_TASK INSTRUCTIONS:_ Note each line of the listing that contains the string "JSON", and copy it.

※

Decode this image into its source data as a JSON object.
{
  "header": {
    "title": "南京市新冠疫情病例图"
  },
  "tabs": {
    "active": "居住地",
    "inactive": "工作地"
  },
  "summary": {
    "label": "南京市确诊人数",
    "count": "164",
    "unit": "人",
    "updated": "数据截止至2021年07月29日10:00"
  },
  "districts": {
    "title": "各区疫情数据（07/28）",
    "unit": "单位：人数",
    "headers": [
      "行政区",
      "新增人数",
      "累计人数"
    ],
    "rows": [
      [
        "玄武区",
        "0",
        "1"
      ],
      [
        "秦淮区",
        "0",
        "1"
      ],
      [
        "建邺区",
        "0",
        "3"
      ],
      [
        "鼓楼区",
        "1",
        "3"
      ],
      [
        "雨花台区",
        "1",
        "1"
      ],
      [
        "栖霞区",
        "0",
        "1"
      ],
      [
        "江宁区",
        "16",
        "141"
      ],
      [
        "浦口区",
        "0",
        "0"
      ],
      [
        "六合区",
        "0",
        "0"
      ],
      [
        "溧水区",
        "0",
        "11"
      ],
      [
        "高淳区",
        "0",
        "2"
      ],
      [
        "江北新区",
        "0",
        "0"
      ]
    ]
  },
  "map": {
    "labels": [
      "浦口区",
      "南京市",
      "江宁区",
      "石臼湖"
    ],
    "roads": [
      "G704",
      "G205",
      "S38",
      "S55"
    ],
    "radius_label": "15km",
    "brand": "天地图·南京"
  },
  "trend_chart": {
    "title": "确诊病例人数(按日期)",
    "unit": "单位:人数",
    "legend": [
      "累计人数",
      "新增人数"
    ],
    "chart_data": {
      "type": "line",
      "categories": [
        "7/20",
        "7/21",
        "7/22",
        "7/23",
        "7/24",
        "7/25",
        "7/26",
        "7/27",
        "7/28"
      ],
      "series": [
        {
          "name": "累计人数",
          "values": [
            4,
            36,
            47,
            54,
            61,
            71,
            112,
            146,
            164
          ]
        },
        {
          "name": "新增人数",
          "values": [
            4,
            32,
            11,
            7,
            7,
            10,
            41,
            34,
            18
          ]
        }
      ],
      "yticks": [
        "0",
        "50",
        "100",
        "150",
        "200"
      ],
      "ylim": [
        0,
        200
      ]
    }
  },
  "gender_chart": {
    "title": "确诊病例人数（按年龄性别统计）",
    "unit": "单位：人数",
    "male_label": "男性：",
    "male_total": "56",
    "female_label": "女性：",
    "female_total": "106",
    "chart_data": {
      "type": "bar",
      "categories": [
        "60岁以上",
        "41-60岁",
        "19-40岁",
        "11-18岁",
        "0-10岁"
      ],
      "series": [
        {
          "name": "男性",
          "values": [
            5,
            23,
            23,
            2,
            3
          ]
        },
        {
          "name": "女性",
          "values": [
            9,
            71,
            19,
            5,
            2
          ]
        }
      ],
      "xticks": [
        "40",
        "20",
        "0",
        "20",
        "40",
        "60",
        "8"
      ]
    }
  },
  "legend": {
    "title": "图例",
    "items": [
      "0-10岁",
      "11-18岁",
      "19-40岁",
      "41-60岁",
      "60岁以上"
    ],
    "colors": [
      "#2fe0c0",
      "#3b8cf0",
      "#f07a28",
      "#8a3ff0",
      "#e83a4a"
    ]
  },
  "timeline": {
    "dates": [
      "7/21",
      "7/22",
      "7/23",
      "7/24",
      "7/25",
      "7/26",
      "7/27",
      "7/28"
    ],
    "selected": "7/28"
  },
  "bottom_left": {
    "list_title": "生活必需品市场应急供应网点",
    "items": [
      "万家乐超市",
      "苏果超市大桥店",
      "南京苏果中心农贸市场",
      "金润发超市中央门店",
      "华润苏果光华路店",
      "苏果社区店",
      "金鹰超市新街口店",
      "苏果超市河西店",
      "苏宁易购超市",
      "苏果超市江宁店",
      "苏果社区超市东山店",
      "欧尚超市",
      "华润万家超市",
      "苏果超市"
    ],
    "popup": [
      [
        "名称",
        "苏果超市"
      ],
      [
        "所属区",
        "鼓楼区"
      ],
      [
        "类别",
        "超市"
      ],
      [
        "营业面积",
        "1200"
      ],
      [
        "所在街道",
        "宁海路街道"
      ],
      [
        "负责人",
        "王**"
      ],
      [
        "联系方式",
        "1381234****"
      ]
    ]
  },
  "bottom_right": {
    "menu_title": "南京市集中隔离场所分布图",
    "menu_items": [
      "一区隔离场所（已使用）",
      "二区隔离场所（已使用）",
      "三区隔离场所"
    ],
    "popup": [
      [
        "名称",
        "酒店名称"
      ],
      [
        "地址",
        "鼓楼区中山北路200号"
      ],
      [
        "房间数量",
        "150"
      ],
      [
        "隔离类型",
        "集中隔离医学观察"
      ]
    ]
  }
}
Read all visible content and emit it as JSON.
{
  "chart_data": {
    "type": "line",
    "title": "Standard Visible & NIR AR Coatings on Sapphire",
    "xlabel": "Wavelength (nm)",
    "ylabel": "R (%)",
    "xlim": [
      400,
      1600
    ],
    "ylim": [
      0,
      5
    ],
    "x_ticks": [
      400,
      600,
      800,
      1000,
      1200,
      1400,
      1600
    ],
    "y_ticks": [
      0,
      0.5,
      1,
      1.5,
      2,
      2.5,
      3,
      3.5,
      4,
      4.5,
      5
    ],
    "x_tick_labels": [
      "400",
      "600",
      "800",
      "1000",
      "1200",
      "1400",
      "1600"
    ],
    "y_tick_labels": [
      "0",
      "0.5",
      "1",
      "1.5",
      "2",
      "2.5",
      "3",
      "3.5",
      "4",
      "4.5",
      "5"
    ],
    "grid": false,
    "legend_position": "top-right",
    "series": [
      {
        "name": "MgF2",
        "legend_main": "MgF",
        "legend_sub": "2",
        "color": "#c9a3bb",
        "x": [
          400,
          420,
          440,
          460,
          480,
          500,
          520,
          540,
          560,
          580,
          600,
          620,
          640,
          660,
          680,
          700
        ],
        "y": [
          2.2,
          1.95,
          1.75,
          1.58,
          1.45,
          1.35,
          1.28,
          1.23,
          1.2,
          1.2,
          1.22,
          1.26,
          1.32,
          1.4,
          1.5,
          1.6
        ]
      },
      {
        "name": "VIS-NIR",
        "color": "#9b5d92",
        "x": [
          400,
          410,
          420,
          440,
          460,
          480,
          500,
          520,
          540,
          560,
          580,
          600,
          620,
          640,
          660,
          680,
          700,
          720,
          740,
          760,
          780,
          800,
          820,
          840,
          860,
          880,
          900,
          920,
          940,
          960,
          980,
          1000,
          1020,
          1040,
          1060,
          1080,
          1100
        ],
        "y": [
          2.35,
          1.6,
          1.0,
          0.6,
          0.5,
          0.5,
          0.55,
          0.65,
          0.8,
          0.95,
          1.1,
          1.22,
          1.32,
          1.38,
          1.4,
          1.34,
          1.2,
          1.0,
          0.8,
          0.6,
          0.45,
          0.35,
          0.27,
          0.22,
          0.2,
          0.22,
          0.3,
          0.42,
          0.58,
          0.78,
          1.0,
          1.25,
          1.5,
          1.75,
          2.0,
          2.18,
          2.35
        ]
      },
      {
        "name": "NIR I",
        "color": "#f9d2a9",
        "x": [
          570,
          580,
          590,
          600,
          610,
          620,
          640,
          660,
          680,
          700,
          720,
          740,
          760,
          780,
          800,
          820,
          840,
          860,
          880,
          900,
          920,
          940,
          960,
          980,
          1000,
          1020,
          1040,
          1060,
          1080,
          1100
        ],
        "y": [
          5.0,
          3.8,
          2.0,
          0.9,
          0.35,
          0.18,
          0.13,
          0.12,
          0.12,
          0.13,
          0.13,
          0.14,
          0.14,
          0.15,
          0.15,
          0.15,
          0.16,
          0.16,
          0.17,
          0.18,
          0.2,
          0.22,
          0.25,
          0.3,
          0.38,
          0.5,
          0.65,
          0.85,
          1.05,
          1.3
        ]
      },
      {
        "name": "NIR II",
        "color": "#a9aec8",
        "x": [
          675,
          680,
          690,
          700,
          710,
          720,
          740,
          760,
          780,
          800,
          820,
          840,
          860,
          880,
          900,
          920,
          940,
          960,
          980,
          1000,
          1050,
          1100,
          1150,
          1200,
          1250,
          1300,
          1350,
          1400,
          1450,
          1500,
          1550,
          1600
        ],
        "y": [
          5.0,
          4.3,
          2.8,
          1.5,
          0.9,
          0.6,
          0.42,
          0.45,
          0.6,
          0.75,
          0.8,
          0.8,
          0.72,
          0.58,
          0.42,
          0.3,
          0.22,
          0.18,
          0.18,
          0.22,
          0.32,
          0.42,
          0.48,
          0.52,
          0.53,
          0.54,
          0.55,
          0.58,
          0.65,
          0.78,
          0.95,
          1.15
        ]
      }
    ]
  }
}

※

_SOLUTION TO THIS PROBLEM:_
Decode this image into its source data as a JSON object.
Read all visible content and emit it as JSON.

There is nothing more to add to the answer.